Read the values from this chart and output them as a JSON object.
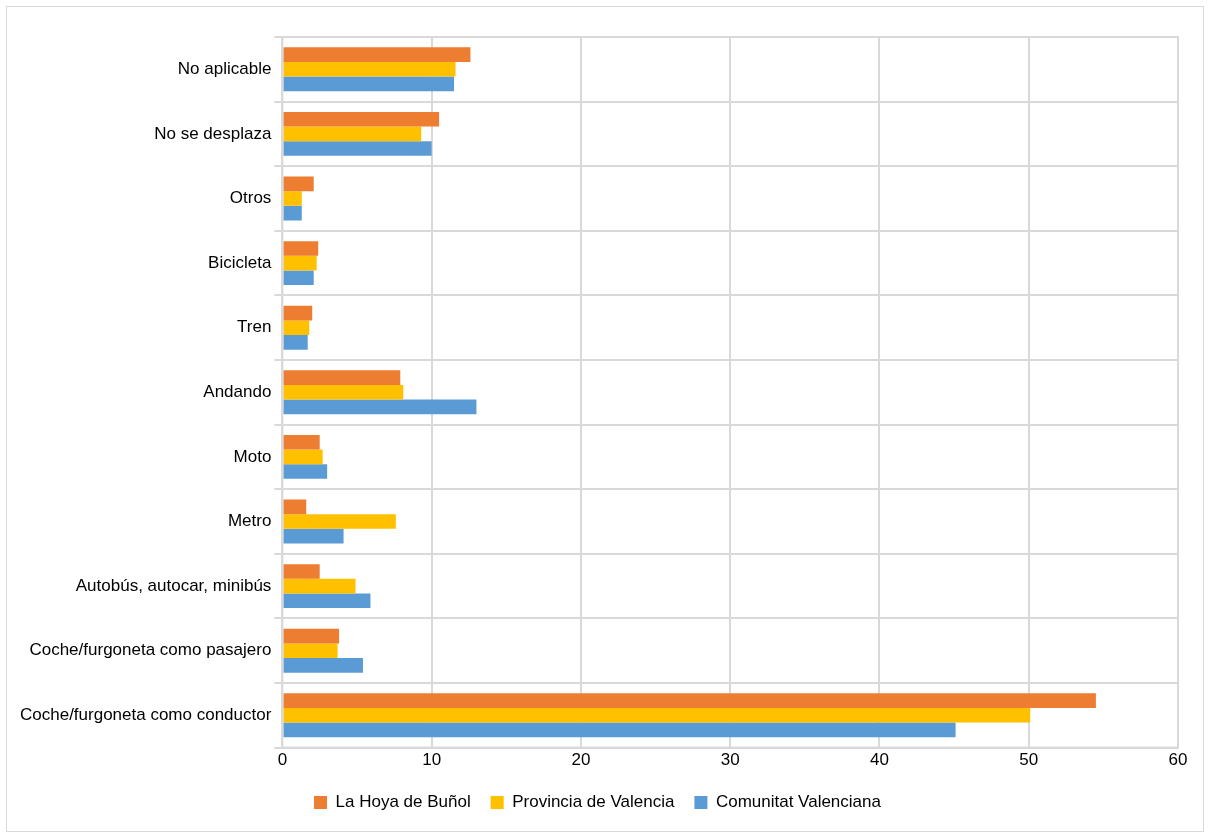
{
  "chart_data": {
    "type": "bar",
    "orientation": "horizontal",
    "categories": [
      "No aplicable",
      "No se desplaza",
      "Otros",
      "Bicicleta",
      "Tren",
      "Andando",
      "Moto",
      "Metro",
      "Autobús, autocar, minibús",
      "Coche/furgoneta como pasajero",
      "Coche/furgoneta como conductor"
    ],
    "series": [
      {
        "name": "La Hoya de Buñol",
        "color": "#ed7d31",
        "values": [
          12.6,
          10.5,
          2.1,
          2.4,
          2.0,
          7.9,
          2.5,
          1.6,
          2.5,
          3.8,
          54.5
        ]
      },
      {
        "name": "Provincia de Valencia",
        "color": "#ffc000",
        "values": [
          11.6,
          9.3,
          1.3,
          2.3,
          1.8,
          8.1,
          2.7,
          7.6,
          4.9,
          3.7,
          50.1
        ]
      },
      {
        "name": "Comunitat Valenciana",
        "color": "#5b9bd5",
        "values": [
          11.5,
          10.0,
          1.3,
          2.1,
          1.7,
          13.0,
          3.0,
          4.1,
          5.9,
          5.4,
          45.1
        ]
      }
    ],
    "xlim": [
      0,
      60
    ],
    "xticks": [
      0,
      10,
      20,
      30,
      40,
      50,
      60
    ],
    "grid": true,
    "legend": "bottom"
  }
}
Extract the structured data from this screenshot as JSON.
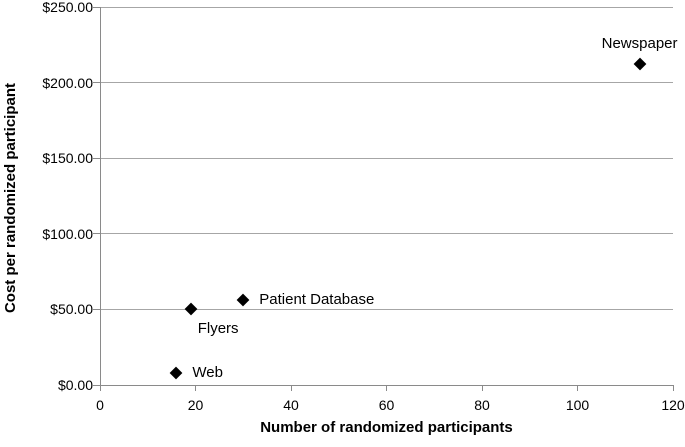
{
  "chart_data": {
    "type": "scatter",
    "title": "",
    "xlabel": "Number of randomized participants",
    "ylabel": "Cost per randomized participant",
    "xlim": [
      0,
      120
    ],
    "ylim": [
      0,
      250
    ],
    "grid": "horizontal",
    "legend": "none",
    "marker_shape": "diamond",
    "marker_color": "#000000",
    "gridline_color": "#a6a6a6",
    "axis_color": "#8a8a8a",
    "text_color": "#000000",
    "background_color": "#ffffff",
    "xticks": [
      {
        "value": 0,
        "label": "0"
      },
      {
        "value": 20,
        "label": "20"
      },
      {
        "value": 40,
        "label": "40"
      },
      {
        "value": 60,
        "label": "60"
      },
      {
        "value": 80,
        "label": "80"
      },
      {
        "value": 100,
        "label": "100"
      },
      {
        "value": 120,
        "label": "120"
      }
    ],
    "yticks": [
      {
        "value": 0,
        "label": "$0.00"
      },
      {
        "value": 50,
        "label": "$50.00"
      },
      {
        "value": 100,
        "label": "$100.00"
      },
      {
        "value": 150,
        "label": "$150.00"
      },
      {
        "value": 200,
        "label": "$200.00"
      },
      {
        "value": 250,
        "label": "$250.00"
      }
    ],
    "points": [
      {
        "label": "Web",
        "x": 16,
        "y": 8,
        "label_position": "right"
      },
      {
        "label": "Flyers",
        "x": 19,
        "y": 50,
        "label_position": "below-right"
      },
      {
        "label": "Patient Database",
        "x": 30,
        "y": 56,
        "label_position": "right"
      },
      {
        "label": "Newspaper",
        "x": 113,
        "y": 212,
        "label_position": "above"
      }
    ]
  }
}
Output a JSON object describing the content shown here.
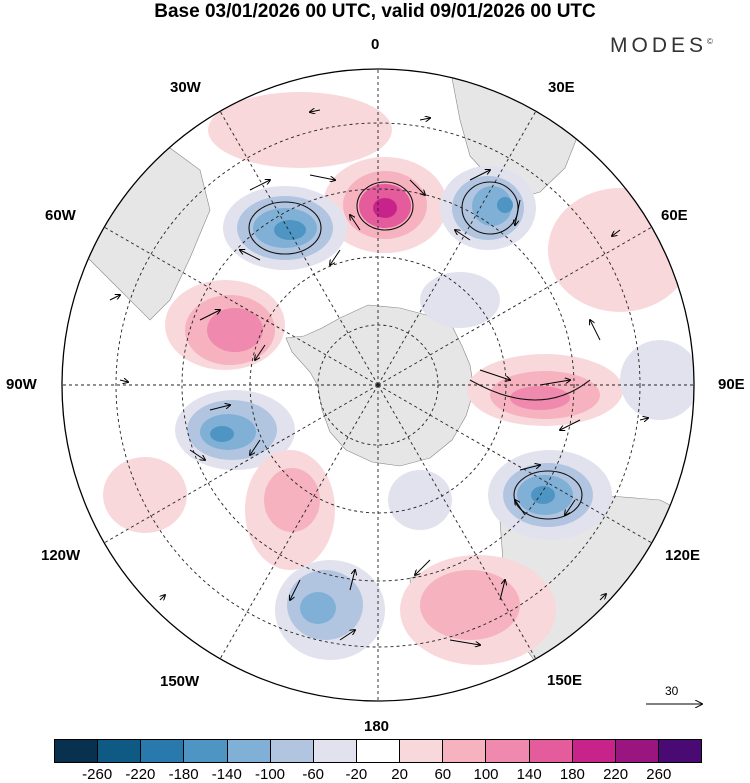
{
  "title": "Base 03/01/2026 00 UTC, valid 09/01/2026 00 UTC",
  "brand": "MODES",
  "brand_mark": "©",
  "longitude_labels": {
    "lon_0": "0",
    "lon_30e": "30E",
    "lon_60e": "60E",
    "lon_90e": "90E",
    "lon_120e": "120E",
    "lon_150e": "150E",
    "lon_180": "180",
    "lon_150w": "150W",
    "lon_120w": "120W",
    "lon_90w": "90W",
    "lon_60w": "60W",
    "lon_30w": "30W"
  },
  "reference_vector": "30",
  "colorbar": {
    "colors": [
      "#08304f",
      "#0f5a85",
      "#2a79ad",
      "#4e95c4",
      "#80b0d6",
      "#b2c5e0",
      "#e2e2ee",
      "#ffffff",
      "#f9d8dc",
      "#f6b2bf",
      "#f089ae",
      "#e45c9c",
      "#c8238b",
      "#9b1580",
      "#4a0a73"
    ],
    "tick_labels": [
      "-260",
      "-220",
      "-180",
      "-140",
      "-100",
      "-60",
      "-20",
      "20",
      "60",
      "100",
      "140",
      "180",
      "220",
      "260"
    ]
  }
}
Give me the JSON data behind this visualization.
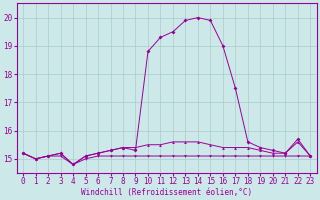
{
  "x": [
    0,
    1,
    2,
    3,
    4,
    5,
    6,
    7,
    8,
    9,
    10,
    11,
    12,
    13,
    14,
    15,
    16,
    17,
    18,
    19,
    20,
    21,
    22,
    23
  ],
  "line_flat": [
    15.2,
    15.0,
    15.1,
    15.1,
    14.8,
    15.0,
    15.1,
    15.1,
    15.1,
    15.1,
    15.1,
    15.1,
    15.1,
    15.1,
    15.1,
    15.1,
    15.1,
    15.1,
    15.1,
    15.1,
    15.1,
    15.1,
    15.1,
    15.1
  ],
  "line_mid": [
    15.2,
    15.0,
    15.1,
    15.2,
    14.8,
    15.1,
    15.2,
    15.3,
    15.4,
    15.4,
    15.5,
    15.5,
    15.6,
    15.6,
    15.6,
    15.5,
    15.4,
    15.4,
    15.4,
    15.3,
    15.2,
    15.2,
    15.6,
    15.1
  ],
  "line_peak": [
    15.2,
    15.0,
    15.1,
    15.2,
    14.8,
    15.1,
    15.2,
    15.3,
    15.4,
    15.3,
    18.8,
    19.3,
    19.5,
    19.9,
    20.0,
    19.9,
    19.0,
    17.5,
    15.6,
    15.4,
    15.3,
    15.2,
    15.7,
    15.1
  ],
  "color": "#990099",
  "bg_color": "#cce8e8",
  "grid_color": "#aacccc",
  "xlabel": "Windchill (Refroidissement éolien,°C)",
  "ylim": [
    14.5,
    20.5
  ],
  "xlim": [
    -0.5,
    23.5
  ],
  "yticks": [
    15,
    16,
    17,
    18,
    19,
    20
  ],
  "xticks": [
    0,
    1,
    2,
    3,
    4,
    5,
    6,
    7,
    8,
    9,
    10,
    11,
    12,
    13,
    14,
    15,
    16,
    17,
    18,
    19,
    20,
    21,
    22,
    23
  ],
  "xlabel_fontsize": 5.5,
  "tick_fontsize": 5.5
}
+++
# Given instruction
Leave out the pictures and reproduce the rest of the listing exactly.

# Solution to the exercise
Read the values from this chart and output them as a JSON object.
{
  "chart_data": {
    "type": "bar",
    "orientation": "horizontal",
    "categories": [
      "No aplicable",
      "No se desplaza",
      "Otros",
      "Bicicleta",
      "Tren",
      "Andando",
      "Moto",
      "Metro",
      "Autobús, autocar, minibús",
      "Coche/furgoneta como pasajero",
      "Coche/furgoneta como conductor"
    ],
    "series": [
      {
        "name": "La Hoya de Buñol",
        "color": "#ed7d31",
        "values": [
          12.6,
          10.5,
          2.1,
          2.4,
          2.0,
          7.9,
          2.5,
          1.6,
          2.5,
          3.8,
          54.5
        ]
      },
      {
        "name": "Provincia de Valencia",
        "color": "#ffc000",
        "values": [
          11.6,
          9.3,
          1.3,
          2.3,
          1.8,
          8.1,
          2.7,
          7.6,
          4.9,
          3.7,
          50.1
        ]
      },
      {
        "name": "Comunitat Valenciana",
        "color": "#5b9bd5",
        "values": [
          11.5,
          10.0,
          1.3,
          2.1,
          1.7,
          13.0,
          3.0,
          4.1,
          5.9,
          5.4,
          45.1
        ]
      }
    ],
    "xlim": [
      0,
      60
    ],
    "xticks": [
      0,
      10,
      20,
      30,
      40,
      50,
      60
    ],
    "grid": true,
    "legend": "bottom"
  }
}
Extract the structured data from this screenshot as JSON.
{
  "chart_data": {
    "type": "scatter",
    "title": "",
    "xlabel": "Number of randomized participants",
    "ylabel": "Cost per randomized participant",
    "xlim": [
      0,
      120
    ],
    "ylim": [
      0,
      250
    ],
    "grid": "horizontal",
    "legend": "none",
    "marker_shape": "diamond",
    "marker_color": "#000000",
    "gridline_color": "#a6a6a6",
    "axis_color": "#8a8a8a",
    "text_color": "#000000",
    "background_color": "#ffffff",
    "xticks": [
      {
        "value": 0,
        "label": "0"
      },
      {
        "value": 20,
        "label": "20"
      },
      {
        "value": 40,
        "label": "40"
      },
      {
        "value": 60,
        "label": "60"
      },
      {
        "value": 80,
        "label": "80"
      },
      {
        "value": 100,
        "label": "100"
      },
      {
        "value": 120,
        "label": "120"
      }
    ],
    "yticks": [
      {
        "value": 0,
        "label": "$0.00"
      },
      {
        "value": 50,
        "label": "$50.00"
      },
      {
        "value": 100,
        "label": "$100.00"
      },
      {
        "value": 150,
        "label": "$150.00"
      },
      {
        "value": 200,
        "label": "$200.00"
      },
      {
        "value": 250,
        "label": "$250.00"
      }
    ],
    "points": [
      {
        "label": "Web",
        "x": 16,
        "y": 8,
        "label_position": "right"
      },
      {
        "label": "Flyers",
        "x": 19,
        "y": 50,
        "label_position": "below-right"
      },
      {
        "label": "Patient Database",
        "x": 30,
        "y": 56,
        "label_position": "right"
      },
      {
        "label": "Newspaper",
        "x": 113,
        "y": 212,
        "label_position": "above"
      }
    ]
  }
}
Output a JSON object describing the content shown here.
{
  "title": "Base 03/01/2026 00 UTC, valid 09/01/2026 00 UTC",
  "brand": "MODES",
  "brand_mark": "©",
  "longitude_labels": {
    "lon_0": "0",
    "lon_30e": "30E",
    "lon_60e": "60E",
    "lon_90e": "90E",
    "lon_120e": "120E",
    "lon_150e": "150E",
    "lon_180": "180",
    "lon_150w": "150W",
    "lon_120w": "120W",
    "lon_90w": "90W",
    "lon_60w": "60W",
    "lon_30w": "30W"
  },
  "reference_vector": "30",
  "colorbar": {
    "colors": [
      "#08304f",
      "#0f5a85",
      "#2a79ad",
      "#4e95c4",
      "#80b0d6",
      "#b2c5e0",
      "#e2e2ee",
      "#ffffff",
      "#f9d8dc",
      "#f6b2bf",
      "#f089ae",
      "#e45c9c",
      "#c8238b",
      "#9b1580",
      "#4a0a73"
    ],
    "tick_labels": [
      "-260",
      "-220",
      "-180",
      "-140",
      "-100",
      "-60",
      "-20",
      "20",
      "60",
      "100",
      "140",
      "180",
      "220",
      "260"
    ]
  }
}
Give me the JSON data behind this visualization.
{
  "x": [
    0,
    1,
    2,
    3,
    4,
    5,
    6,
    7,
    8,
    9,
    10,
    11,
    12,
    13,
    14,
    15,
    16,
    17,
    18,
    19,
    20,
    21,
    22,
    23
  ],
  "line_flat": [
    15.2,
    15.0,
    15.1,
    15.1,
    14.8,
    15.0,
    15.1,
    15.1,
    15.1,
    15.1,
    15.1,
    15.1,
    15.1,
    15.1,
    15.1,
    15.1,
    15.1,
    15.1,
    15.1,
    15.1,
    15.1,
    15.1,
    15.1,
    15.1
  ],
  "line_mid": [
    15.2,
    15.0,
    15.1,
    15.2,
    14.8,
    15.1,
    15.2,
    15.3,
    15.4,
    15.4,
    15.5,
    15.5,
    15.6,
    15.6,
    15.6,
    15.5,
    15.4,
    15.4,
    15.4,
    15.3,
    15.2,
    15.2,
    15.6,
    15.1
  ],
  "line_peak": [
    15.2,
    15.0,
    15.1,
    15.2,
    14.8,
    15.1,
    15.2,
    15.3,
    15.4,
    15.3,
    18.8,
    19.3,
    19.5,
    19.9,
    20.0,
    19.9,
    19.0,
    17.5,
    15.6,
    15.4,
    15.3,
    15.2,
    15.7,
    15.1
  ],
  "color": "#990099",
  "bg_color": "#cce8e8",
  "grid_color": "#aacccc",
  "xlabel": "Windchill (Refroidissement éolien,°C)",
  "ylim": [
    14.5,
    20.5
  ],
  "xlim": [
    -0.5,
    23.5
  ],
  "yticks": [
    15,
    16,
    17,
    18,
    19,
    20
  ],
  "xticks": [
    0,
    1,
    2,
    3,
    4,
    5,
    6,
    7,
    8,
    9,
    10,
    11,
    12,
    13,
    14,
    15,
    16,
    17,
    18,
    19,
    20,
    21,
    22,
    23
  ],
  "xlabel_fontsize": 5.5,
  "tick_fontsize": 5.5
}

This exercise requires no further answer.